__Aim__: Without the pictures, set down every line of the data exactly.

__Recorded data__:
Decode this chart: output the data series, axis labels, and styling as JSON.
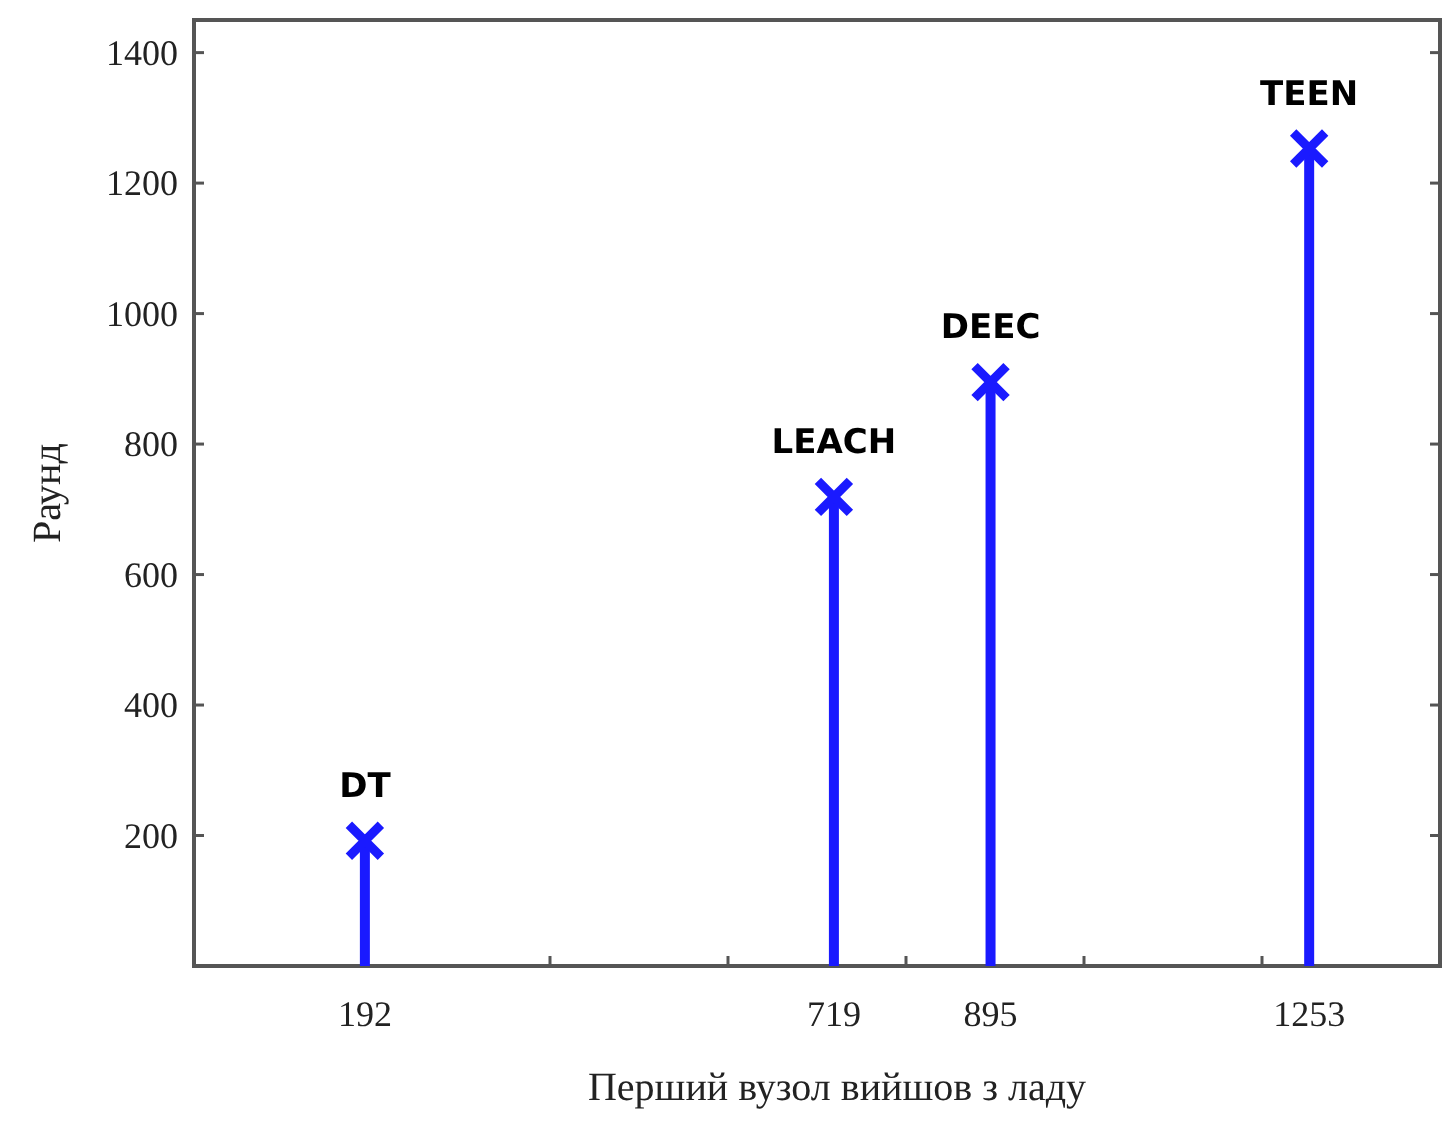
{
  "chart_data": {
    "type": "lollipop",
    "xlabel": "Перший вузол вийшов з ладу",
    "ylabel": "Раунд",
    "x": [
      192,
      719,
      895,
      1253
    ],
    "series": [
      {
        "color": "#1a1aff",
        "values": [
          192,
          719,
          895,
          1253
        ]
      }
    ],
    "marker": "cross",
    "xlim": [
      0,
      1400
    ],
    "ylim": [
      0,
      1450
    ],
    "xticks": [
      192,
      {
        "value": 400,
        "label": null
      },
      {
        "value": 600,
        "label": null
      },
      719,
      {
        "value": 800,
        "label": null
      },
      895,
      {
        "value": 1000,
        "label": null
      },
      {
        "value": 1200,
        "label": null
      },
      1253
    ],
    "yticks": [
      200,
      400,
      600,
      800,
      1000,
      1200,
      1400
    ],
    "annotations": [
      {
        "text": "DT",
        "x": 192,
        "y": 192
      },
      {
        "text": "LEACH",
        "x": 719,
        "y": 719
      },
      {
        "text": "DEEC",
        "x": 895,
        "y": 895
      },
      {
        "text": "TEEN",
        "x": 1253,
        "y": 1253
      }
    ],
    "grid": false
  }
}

__Task output__:
Decode this chart: output the data series, axis labels, and styling as JSON.
{
  "chart_data": {
    "type": "lollipop",
    "xlabel": "Перший вузол вийшов з ладу",
    "ylabel": "Раунд",
    "x": [
      192,
      719,
      895,
      1253
    ],
    "series": [
      {
        "color": "#1a1aff",
        "values": [
          192,
          719,
          895,
          1253
        ]
      }
    ],
    "marker": "cross",
    "xlim": [
      0,
      1400
    ],
    "ylim": [
      0,
      1450
    ],
    "xticks": [
      192,
      {
        "value": 400,
        "label": null
      },
      {
        "value": 600,
        "label": null
      },
      719,
      {
        "value": 800,
        "label": null
      },
      895,
      {
        "value": 1000,
        "label": null
      },
      {
        "value": 1200,
        "label": null
      },
      1253
    ],
    "yticks": [
      200,
      400,
      600,
      800,
      1000,
      1200,
      1400
    ],
    "annotations": [
      {
        "text": "DT",
        "x": 192,
        "y": 192
      },
      {
        "text": "LEACH",
        "x": 719,
        "y": 719
      },
      {
        "text": "DEEC",
        "x": 895,
        "y": 895
      },
      {
        "text": "TEEN",
        "x": 1253,
        "y": 1253
      }
    ],
    "grid": false
  }
}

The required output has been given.